# [Aim of the task]
Note each line of the listing that contains the string "Select", and copy it.

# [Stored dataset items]
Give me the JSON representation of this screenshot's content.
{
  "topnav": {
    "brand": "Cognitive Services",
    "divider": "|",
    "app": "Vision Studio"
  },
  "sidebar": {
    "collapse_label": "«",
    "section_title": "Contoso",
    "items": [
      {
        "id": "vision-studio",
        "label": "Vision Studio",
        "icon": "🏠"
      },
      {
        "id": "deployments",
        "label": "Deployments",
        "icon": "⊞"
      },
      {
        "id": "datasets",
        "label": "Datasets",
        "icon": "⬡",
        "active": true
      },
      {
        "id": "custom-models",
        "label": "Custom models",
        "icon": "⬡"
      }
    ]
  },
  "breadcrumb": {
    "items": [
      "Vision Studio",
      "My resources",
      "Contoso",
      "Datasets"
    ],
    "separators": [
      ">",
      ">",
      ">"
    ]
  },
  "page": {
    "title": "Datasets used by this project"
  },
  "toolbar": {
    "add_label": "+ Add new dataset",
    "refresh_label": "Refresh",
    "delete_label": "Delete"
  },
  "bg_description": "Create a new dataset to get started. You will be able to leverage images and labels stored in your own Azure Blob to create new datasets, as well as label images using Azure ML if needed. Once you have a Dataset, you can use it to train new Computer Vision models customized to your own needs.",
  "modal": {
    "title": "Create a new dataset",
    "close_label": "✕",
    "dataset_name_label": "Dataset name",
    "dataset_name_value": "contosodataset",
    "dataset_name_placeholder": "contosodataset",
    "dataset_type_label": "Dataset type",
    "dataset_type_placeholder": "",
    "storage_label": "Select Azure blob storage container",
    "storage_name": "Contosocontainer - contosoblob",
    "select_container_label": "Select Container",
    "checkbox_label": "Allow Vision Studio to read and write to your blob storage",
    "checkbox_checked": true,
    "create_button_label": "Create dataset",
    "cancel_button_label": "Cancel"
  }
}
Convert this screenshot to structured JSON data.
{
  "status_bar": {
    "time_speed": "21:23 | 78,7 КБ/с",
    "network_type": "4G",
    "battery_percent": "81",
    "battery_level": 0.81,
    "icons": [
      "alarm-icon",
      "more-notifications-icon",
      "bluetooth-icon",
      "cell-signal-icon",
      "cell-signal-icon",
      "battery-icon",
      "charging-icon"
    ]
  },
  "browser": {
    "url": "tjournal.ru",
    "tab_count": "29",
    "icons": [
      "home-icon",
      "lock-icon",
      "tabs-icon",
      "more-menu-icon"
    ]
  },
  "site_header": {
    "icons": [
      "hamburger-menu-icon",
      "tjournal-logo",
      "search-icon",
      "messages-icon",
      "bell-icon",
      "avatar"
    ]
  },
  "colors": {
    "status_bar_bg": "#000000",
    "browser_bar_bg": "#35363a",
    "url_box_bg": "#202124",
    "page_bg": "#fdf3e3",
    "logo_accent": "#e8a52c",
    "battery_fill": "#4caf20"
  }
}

# [Written reply]
    "storage_label": "Select Azure blob storage container",
    "select_container_label": "Select Container",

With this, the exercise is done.